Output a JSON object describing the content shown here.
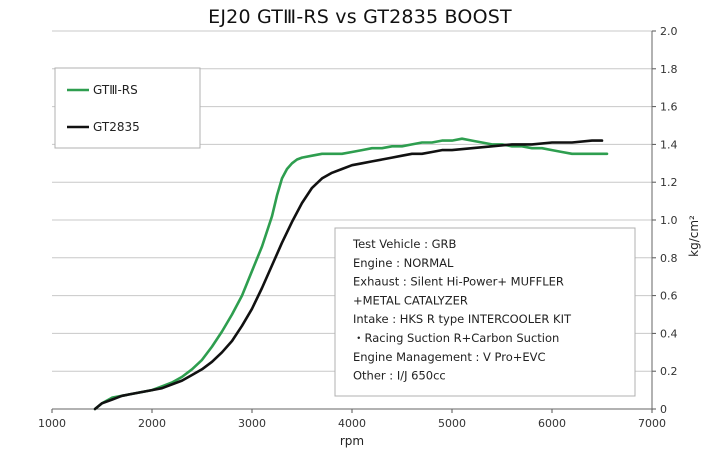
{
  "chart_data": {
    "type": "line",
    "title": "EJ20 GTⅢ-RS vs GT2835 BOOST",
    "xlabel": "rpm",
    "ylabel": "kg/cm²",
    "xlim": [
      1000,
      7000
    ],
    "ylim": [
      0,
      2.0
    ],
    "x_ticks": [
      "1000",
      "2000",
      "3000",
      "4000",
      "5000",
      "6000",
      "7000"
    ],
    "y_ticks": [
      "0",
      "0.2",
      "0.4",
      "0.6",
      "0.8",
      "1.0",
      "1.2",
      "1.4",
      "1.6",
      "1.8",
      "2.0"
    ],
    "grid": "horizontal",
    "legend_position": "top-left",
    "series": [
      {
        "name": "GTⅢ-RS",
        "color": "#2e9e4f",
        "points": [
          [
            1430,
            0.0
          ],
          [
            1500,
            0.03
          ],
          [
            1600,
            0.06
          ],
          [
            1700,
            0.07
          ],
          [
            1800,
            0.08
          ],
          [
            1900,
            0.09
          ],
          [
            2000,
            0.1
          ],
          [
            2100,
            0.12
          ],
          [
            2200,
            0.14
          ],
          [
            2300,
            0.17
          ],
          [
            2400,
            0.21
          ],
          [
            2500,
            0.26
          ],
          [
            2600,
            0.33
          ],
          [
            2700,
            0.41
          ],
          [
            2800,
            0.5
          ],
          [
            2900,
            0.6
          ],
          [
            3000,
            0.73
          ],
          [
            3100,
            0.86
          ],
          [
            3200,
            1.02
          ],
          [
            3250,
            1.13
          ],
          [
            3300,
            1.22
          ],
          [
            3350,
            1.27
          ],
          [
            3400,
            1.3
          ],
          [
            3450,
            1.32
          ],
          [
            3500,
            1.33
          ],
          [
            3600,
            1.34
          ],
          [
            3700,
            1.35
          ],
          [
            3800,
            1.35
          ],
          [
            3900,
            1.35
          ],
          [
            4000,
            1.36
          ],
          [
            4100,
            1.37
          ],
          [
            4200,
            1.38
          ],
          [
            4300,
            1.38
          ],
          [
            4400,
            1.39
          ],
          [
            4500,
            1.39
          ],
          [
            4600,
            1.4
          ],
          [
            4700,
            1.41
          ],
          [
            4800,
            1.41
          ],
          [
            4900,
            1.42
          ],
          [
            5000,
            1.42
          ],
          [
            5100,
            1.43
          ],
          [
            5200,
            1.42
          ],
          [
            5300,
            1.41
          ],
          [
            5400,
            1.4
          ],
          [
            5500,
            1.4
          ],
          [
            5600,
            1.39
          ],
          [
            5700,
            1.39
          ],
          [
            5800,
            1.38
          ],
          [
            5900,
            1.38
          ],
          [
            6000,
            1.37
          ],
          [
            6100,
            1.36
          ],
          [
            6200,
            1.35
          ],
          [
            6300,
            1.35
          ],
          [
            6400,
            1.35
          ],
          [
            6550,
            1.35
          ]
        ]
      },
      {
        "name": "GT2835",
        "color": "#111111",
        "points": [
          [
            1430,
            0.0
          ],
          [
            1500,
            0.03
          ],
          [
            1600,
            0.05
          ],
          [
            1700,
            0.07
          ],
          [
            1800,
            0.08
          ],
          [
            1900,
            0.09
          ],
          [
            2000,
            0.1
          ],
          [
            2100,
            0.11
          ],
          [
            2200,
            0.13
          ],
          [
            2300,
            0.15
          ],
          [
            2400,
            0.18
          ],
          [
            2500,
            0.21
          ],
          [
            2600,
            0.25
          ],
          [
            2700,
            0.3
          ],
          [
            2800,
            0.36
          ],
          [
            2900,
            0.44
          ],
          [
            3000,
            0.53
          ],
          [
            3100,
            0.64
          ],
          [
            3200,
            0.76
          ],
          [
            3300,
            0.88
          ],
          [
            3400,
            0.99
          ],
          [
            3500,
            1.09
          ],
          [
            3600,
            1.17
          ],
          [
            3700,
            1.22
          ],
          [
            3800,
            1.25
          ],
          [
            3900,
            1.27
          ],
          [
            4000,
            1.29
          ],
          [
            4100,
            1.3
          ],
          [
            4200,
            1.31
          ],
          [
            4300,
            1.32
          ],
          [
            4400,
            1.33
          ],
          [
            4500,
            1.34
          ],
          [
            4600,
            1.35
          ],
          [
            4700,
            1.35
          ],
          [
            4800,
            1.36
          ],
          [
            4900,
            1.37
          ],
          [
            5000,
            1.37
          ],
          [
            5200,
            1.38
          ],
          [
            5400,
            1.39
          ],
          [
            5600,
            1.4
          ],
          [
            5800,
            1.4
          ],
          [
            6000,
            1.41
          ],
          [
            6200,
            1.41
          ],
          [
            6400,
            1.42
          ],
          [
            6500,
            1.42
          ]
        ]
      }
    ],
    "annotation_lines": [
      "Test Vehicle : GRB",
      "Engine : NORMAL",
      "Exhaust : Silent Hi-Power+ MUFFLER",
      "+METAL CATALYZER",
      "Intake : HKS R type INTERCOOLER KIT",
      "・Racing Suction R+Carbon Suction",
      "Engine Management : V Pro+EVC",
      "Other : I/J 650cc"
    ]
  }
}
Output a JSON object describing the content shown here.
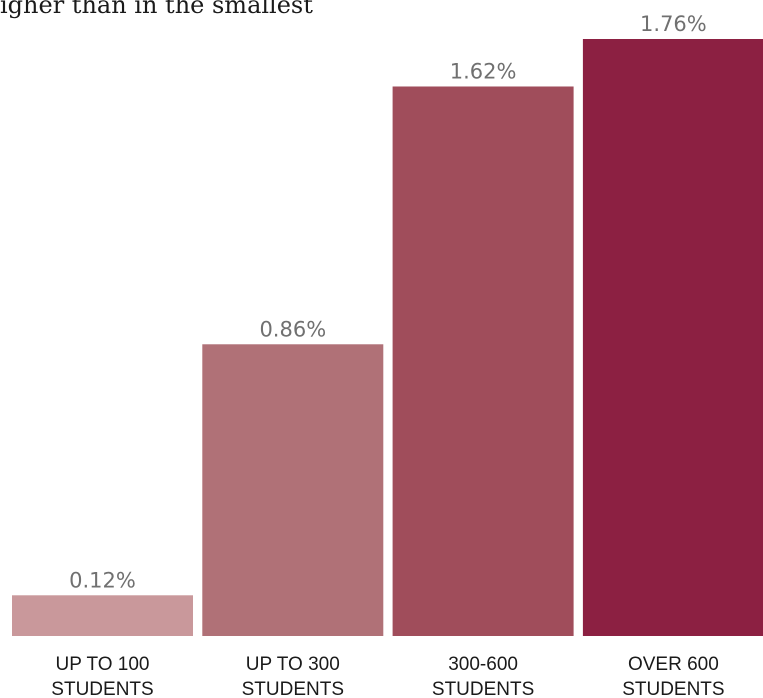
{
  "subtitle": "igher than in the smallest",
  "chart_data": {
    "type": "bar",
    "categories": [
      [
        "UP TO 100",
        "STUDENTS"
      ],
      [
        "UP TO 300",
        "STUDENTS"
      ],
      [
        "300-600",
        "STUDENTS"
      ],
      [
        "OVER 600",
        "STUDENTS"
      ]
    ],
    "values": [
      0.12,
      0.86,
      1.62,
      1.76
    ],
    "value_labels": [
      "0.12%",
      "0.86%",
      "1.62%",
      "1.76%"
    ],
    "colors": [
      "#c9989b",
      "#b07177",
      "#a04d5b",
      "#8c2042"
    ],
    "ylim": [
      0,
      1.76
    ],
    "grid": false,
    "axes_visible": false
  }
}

▶ _REQUIREMENT_
Copy the listing word for word, excluding its pictures.

▶ _TASK SOLUTION_
Output a JSON object describing the content shown here.
{
  "chart_data": {
    "type": "line",
    "title": "EJ20 GTⅢ-RS vs GT2835 BOOST",
    "xlabel": "rpm",
    "ylabel": "kg/cm²",
    "xlim": [
      1000,
      7000
    ],
    "ylim": [
      0,
      2.0
    ],
    "x_ticks": [
      "1000",
      "2000",
      "3000",
      "4000",
      "5000",
      "6000",
      "7000"
    ],
    "y_ticks": [
      "0",
      "0.2",
      "0.4",
      "0.6",
      "0.8",
      "1.0",
      "1.2",
      "1.4",
      "1.6",
      "1.8",
      "2.0"
    ],
    "grid": "horizontal",
    "legend_position": "top-left",
    "series": [
      {
        "name": "GTⅢ-RS",
        "color": "#2e9e4f",
        "points": [
          [
            1430,
            0.0
          ],
          [
            1500,
            0.03
          ],
          [
            1600,
            0.06
          ],
          [
            1700,
            0.07
          ],
          [
            1800,
            0.08
          ],
          [
            1900,
            0.09
          ],
          [
            2000,
            0.1
          ],
          [
            2100,
            0.12
          ],
          [
            2200,
            0.14
          ],
          [
            2300,
            0.17
          ],
          [
            2400,
            0.21
          ],
          [
            2500,
            0.26
          ],
          [
            2600,
            0.33
          ],
          [
            2700,
            0.41
          ],
          [
            2800,
            0.5
          ],
          [
            2900,
            0.6
          ],
          [
            3000,
            0.73
          ],
          [
            3100,
            0.86
          ],
          [
            3200,
            1.02
          ],
          [
            3250,
            1.13
          ],
          [
            3300,
            1.22
          ],
          [
            3350,
            1.27
          ],
          [
            3400,
            1.3
          ],
          [
            3450,
            1.32
          ],
          [
            3500,
            1.33
          ],
          [
            3600,
            1.34
          ],
          [
            3700,
            1.35
          ],
          [
            3800,
            1.35
          ],
          [
            3900,
            1.35
          ],
          [
            4000,
            1.36
          ],
          [
            4100,
            1.37
          ],
          [
            4200,
            1.38
          ],
          [
            4300,
            1.38
          ],
          [
            4400,
            1.39
          ],
          [
            4500,
            1.39
          ],
          [
            4600,
            1.4
          ],
          [
            4700,
            1.41
          ],
          [
            4800,
            1.41
          ],
          [
            4900,
            1.42
          ],
          [
            5000,
            1.42
          ],
          [
            5100,
            1.43
          ],
          [
            5200,
            1.42
          ],
          [
            5300,
            1.41
          ],
          [
            5400,
            1.4
          ],
          [
            5500,
            1.4
          ],
          [
            5600,
            1.39
          ],
          [
            5700,
            1.39
          ],
          [
            5800,
            1.38
          ],
          [
            5900,
            1.38
          ],
          [
            6000,
            1.37
          ],
          [
            6100,
            1.36
          ],
          [
            6200,
            1.35
          ],
          [
            6300,
            1.35
          ],
          [
            6400,
            1.35
          ],
          [
            6550,
            1.35
          ]
        ]
      },
      {
        "name": "GT2835",
        "color": "#111111",
        "points": [
          [
            1430,
            0.0
          ],
          [
            1500,
            0.03
          ],
          [
            1600,
            0.05
          ],
          [
            1700,
            0.07
          ],
          [
            1800,
            0.08
          ],
          [
            1900,
            0.09
          ],
          [
            2000,
            0.1
          ],
          [
            2100,
            0.11
          ],
          [
            2200,
            0.13
          ],
          [
            2300,
            0.15
          ],
          [
            2400,
            0.18
          ],
          [
            2500,
            0.21
          ],
          [
            2600,
            0.25
          ],
          [
            2700,
            0.3
          ],
          [
            2800,
            0.36
          ],
          [
            2900,
            0.44
          ],
          [
            3000,
            0.53
          ],
          [
            3100,
            0.64
          ],
          [
            3200,
            0.76
          ],
          [
            3300,
            0.88
          ],
          [
            3400,
            0.99
          ],
          [
            3500,
            1.09
          ],
          [
            3600,
            1.17
          ],
          [
            3700,
            1.22
          ],
          [
            3800,
            1.25
          ],
          [
            3900,
            1.27
          ],
          [
            4000,
            1.29
          ],
          [
            4100,
            1.3
          ],
          [
            4200,
            1.31
          ],
          [
            4300,
            1.32
          ],
          [
            4400,
            1.33
          ],
          [
            4500,
            1.34
          ],
          [
            4600,
            1.35
          ],
          [
            4700,
            1.35
          ],
          [
            4800,
            1.36
          ],
          [
            4900,
            1.37
          ],
          [
            5000,
            1.37
          ],
          [
            5200,
            1.38
          ],
          [
            5400,
            1.39
          ],
          [
            5600,
            1.4
          ],
          [
            5800,
            1.4
          ],
          [
            6000,
            1.41
          ],
          [
            6200,
            1.41
          ],
          [
            6400,
            1.42
          ],
          [
            6500,
            1.42
          ]
        ]
      }
    ],
    "annotation_lines": [
      "Test Vehicle : GRB",
      "Engine : NORMAL",
      "Exhaust : Silent Hi-Power+ MUFFLER",
      "+METAL CATALYZER",
      "Intake : HKS R type INTERCOOLER KIT",
      "・Racing Suction R+Carbon Suction",
      "Engine Management : V Pro+EVC",
      "Other : I/J 650cc"
    ]
  }
}
Output a JSON object describing the content shown here.
{
  "subtitle": "igher than in the smallest",
  "chart_data": {
    "type": "bar",
    "categories": [
      [
        "UP TO 100",
        "STUDENTS"
      ],
      [
        "UP TO 300",
        "STUDENTS"
      ],
      [
        "300-600",
        "STUDENTS"
      ],
      [
        "OVER 600",
        "STUDENTS"
      ]
    ],
    "values": [
      0.12,
      0.86,
      1.62,
      1.76
    ],
    "value_labels": [
      "0.12%",
      "0.86%",
      "1.62%",
      "1.76%"
    ],
    "colors": [
      "#c9989b",
      "#b07177",
      "#a04d5b",
      "#8c2042"
    ],
    "ylim": [
      0,
      1.76
    ],
    "grid": false,
    "axes_visible": false
  }
}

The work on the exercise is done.